Problem description:
Each line containing the word "content" should be found and copied.

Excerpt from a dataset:

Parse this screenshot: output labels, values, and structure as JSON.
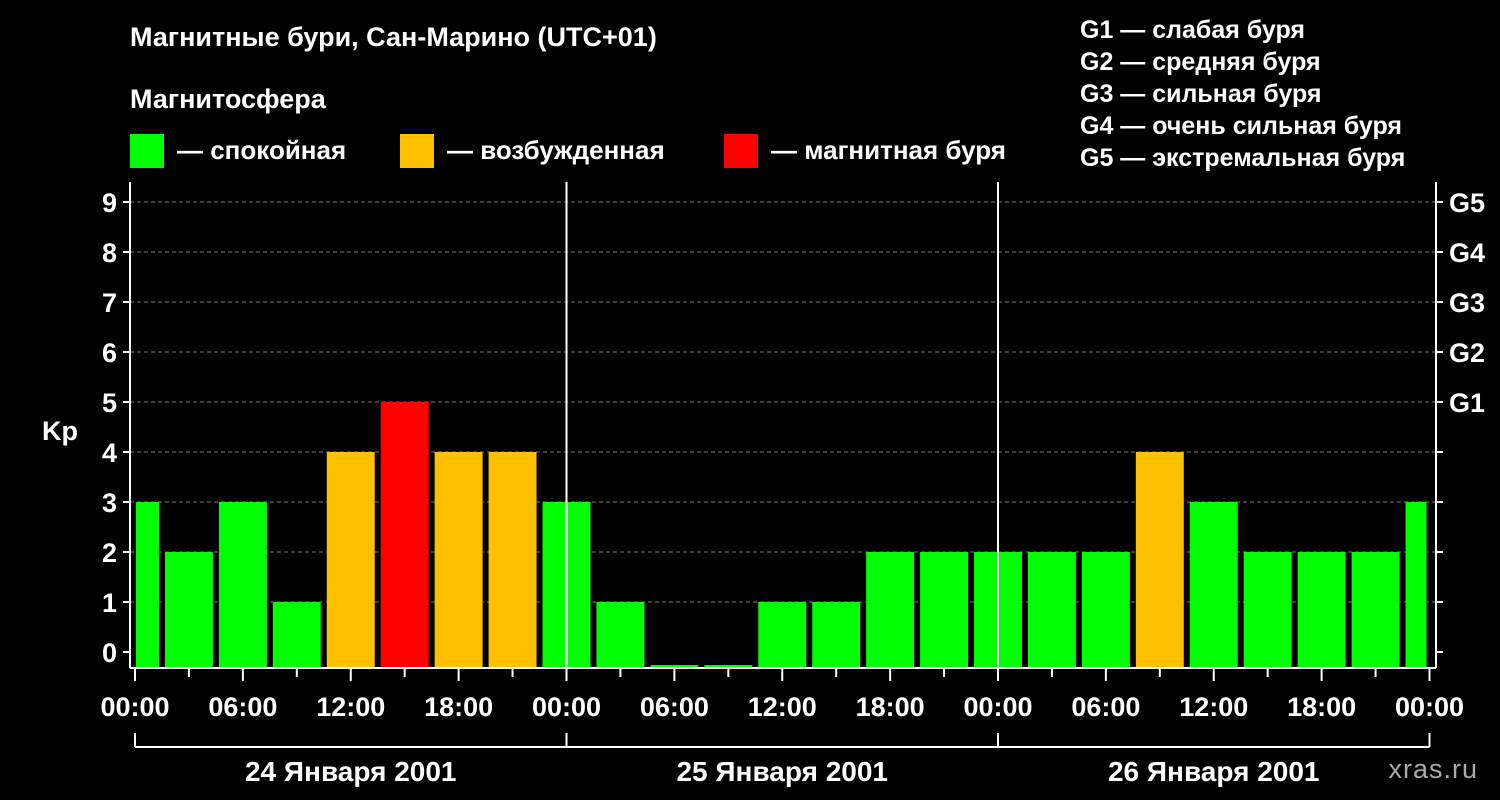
{
  "title": "Магнитные бури, Сан-Марино (UTC+01)",
  "subtitle": "Магнитосфера",
  "legend": [
    {
      "label": "— спокойная",
      "color": "#00ff00"
    },
    {
      "label": "— возбужденная",
      "color": "#ffc000"
    },
    {
      "label": "— магнитная буря",
      "color": "#ff0000"
    }
  ],
  "g_scale": [
    "G1 — слабая буря",
    "G2 — средняя буря",
    "G3 — сильная буря",
    "G4 — очень сильная буря",
    "G5 — экстремальная буря"
  ],
  "watermark": "xras.ru",
  "chart_data": {
    "type": "bar",
    "ylabel": "Kp",
    "ylim": [
      0,
      9
    ],
    "yticks": [
      0,
      1,
      2,
      3,
      4,
      5,
      6,
      7,
      8,
      9
    ],
    "right_ticks": [
      {
        "value": 5,
        "label": "G1"
      },
      {
        "value": 6,
        "label": "G2"
      },
      {
        "value": 7,
        "label": "G3"
      },
      {
        "value": 8,
        "label": "G4"
      },
      {
        "value": 9,
        "label": "G5"
      }
    ],
    "x_tick_labels": [
      "00:00",
      "06:00",
      "12:00",
      "18:00",
      "00:00",
      "06:00",
      "12:00",
      "18:00",
      "00:00",
      "06:00",
      "12:00",
      "18:00",
      "00:00"
    ],
    "days": [
      "24 Января 2001",
      "25 Января 2001",
      "26 Января 2001"
    ],
    "interval_hours": 3,
    "kp_values": [
      3,
      2,
      3,
      1,
      4,
      5,
      4,
      4,
      3,
      1,
      0,
      0,
      1,
      1,
      2,
      2,
      2,
      2,
      2,
      4,
      3,
      2,
      2,
      2,
      3
    ],
    "bar_times": [
      "24 Января 2001 00:00",
      "24 Января 2001 03:00",
      "24 Января 2001 06:00",
      "24 Января 2001 09:00",
      "24 Января 2001 12:00",
      "24 Января 2001 15:00",
      "24 Января 2001 18:00",
      "24 Января 2001 21:00",
      "25 Января 2001 00:00",
      "25 Января 2001 03:00",
      "25 Января 2001 06:00",
      "25 Января 2001 09:00",
      "25 Января 2001 12:00",
      "25 Января 2001 15:00",
      "25 Января 2001 18:00",
      "25 Января 2001 21:00",
      "26 Января 2001 00:00",
      "26 Января 2001 03:00",
      "26 Января 2001 06:00",
      "26 Января 2001 09:00",
      "26 Января 2001 12:00",
      "26 Января 2001 15:00",
      "26 Января 2001 18:00",
      "26 Января 2001 21:00",
      "27 Января 2001 00:00"
    ],
    "colors": {
      "quiet": "#00ff00",
      "active": "#ffc000",
      "storm": "#ff0000"
    },
    "grid": true
  }
}
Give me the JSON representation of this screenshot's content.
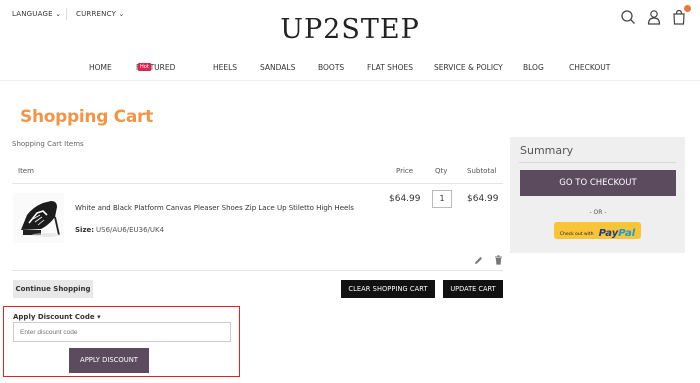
{
  "header": {
    "language_label": "LANGUAGE",
    "currency_label": "CURRENCY",
    "logo": "UP2STEP"
  },
  "nav": {
    "items": [
      "HOME",
      "FEATURED",
      "HEELS",
      "SANDALS",
      "BOOTS",
      "FLAT SHOES",
      "SERVICE & POLICY",
      "BLOG",
      "CHECKOUT"
    ],
    "featured_badge": "Hot"
  },
  "page": {
    "title": "Shopping Cart",
    "items_label": "Shopping Cart Items"
  },
  "table": {
    "headers": [
      "Item",
      "Price",
      "Qty",
      "Subtotal"
    ],
    "rows": [
      {
        "name": "White and Black Platform Canvas Pleaser Shoes Zip Lace Up Stiletto High Heels",
        "size_label": "Size:",
        "size_value": "US6/AU6/EU36/UK4",
        "price": "$64.99",
        "qty": "1",
        "subtotal": "$64.99"
      }
    ]
  },
  "actions": {
    "continue": "Continue Shopping",
    "clear": "CLEAR SHOPPING CART",
    "update": "UPDATE CART"
  },
  "discount": {
    "title": "Apply Discount Code",
    "placeholder": "Enter discount code",
    "apply": "APPLY DISCOUNT"
  },
  "summary": {
    "title": "Summary",
    "checkout": "GO TO CHECKOUT",
    "or": "- OR -",
    "paypal_small": "Check out with",
    "paypal_brand_1": "Pay",
    "paypal_brand_2": "Pal"
  },
  "colors": {
    "accent": "#f0954a",
    "primary_button": "#5c4a5f",
    "highlight_frame": "#e0202a",
    "badge": "#d8264f"
  },
  "icons": [
    "chevron-down-icon",
    "search-icon",
    "user-icon",
    "cart-icon",
    "edit-icon",
    "trash-icon"
  ]
}
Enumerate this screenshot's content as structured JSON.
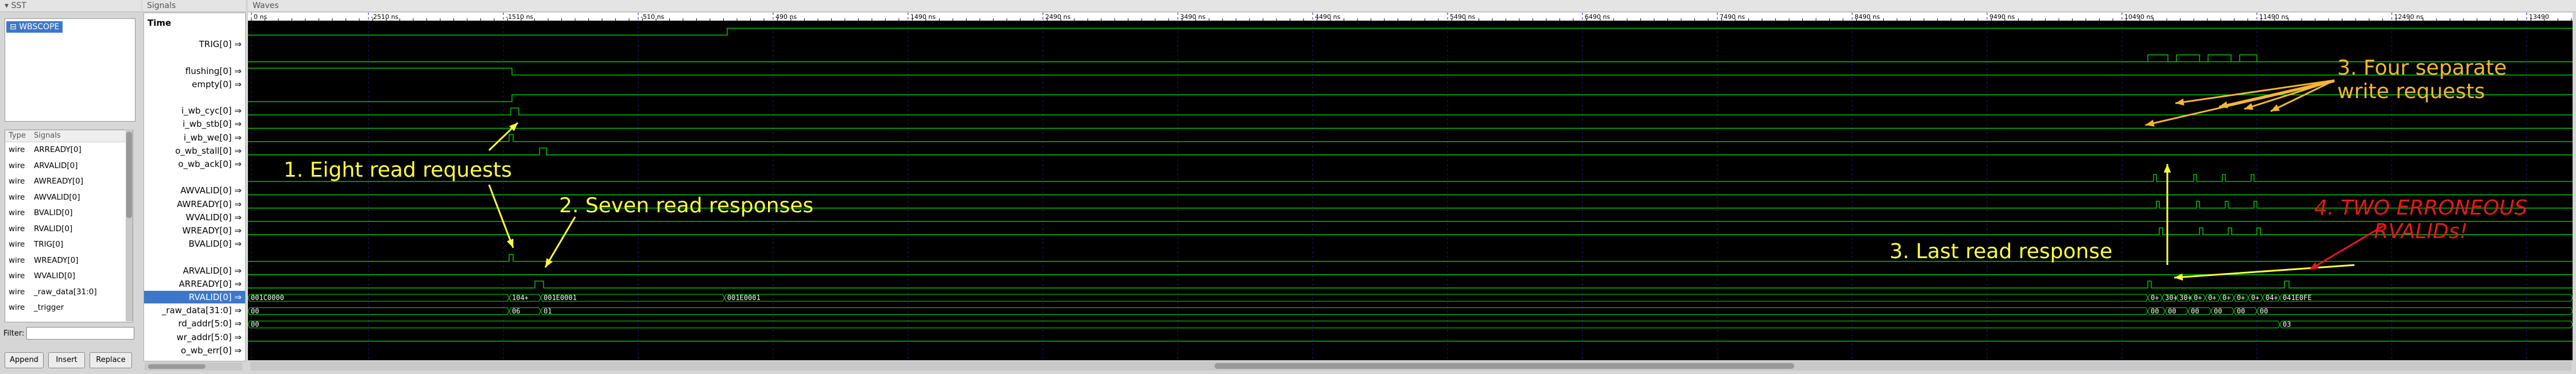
{
  "sst": {
    "title": "SST",
    "scope": "WBSCOPE",
    "type_header": "Type",
    "signals_header": "Signals",
    "rows": [
      {
        "type": "wire",
        "name": "ARREADY[0]"
      },
      {
        "type": "wire",
        "name": "ARVALID[0]"
      },
      {
        "type": "wire",
        "name": "AWREADY[0]"
      },
      {
        "type": "wire",
        "name": "AWVALID[0]"
      },
      {
        "type": "wire",
        "name": "BVALID[0]"
      },
      {
        "type": "wire",
        "name": "RVALID[0]"
      },
      {
        "type": "wire",
        "name": "TRIG[0]"
      },
      {
        "type": "wire",
        "name": "WREADY[0]"
      },
      {
        "type": "wire",
        "name": "WVALID[0]"
      },
      {
        "type": "wire",
        "name": "_raw_data[31:0]"
      },
      {
        "type": "wire",
        "name": "_trigger"
      }
    ],
    "filter_label": "Filter:",
    "filter_value": "",
    "buttons": {
      "append": "Append",
      "insert": "Insert",
      "replace": "Replace"
    }
  },
  "signals": {
    "title": "Signals",
    "time_label": "Time",
    "list": [
      {
        "name": "TRIG[0]",
        "row": 1
      },
      {
        "name": "flushing[0]",
        "row": 3
      },
      {
        "name": "empty[0]",
        "row": 4
      },
      {
        "name": "i_wb_cyc[0]",
        "row": 6
      },
      {
        "name": "i_wb_stb[0]",
        "row": 7
      },
      {
        "name": "i_wb_we[0]",
        "row": 8
      },
      {
        "name": "o_wb_stall[0]",
        "row": 9
      },
      {
        "name": "o_wb_ack[0]",
        "row": 10
      },
      {
        "name": "AWVALID[0]",
        "row": 12
      },
      {
        "name": "AWREADY[0]",
        "row": 13
      },
      {
        "name": "WVALID[0]",
        "row": 14
      },
      {
        "name": "WREADY[0]",
        "row": 15
      },
      {
        "name": "BVALID[0]",
        "row": 16
      },
      {
        "name": "ARVALID[0]",
        "row": 18
      },
      {
        "name": "ARREADY[0]",
        "row": 19
      },
      {
        "name": "RVALID[0]",
        "row": 20,
        "selected": true
      },
      {
        "name": "_raw_data[31:0]",
        "row": 21
      },
      {
        "name": "rd_addr[5:0]",
        "row": 22
      },
      {
        "name": "wr_addr[5:0]",
        "row": 23
      },
      {
        "name": "o_wb_err[0]",
        "row": 24
      }
    ]
  },
  "waves": {
    "title": "Waves",
    "time_ticks": [
      "0 ns",
      "-2510 ns",
      "-1510 ns",
      "-510 ns",
      "490 ns",
      "1490 ns",
      "2490 ns",
      "3490 ns",
      "4490 ns",
      "5490 ns",
      "6490 ns",
      "7490 ns",
      "8490 ns",
      "9490 ns",
      "10490 ns",
      "11490 ns",
      "12490 ns",
      "13490"
    ],
    "bus_labels": {
      "raw_data": [
        "001C0000",
        "104+",
        "001E0001",
        "001E0001",
        "0+",
        "30+",
        "30+",
        "0+",
        "0+",
        "0+",
        "0+",
        "0+",
        "04+",
        "041E0FE"
      ],
      "rd_addr": [
        "00",
        "06",
        "01",
        "00",
        "00",
        "00",
        "00",
        "00",
        "00"
      ],
      "wr_addr": [
        "00",
        "03"
      ]
    },
    "colors": {
      "wave": "#00c400",
      "grid": "#1a1a7a",
      "annotation_yellow": "#ffff3a",
      "annotation_orange": "#f5b732",
      "annotation_red": "#e81818",
      "selected": "#3d77c9"
    }
  },
  "annotations": {
    "a1": "1. Eight read requests",
    "a2": "2. Seven read responses",
    "a3_line1": "3. Four separate",
    "a3_line2": "write requests",
    "a4": "3. Last read response",
    "a5_line1": "4. TWO ERRONEOUS",
    "a5_line2": "RVALIDs!"
  }
}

Solved exercise:
Give me the JSON representation of this screenshot's content.
Enumerate this screenshot's content as structured JSON.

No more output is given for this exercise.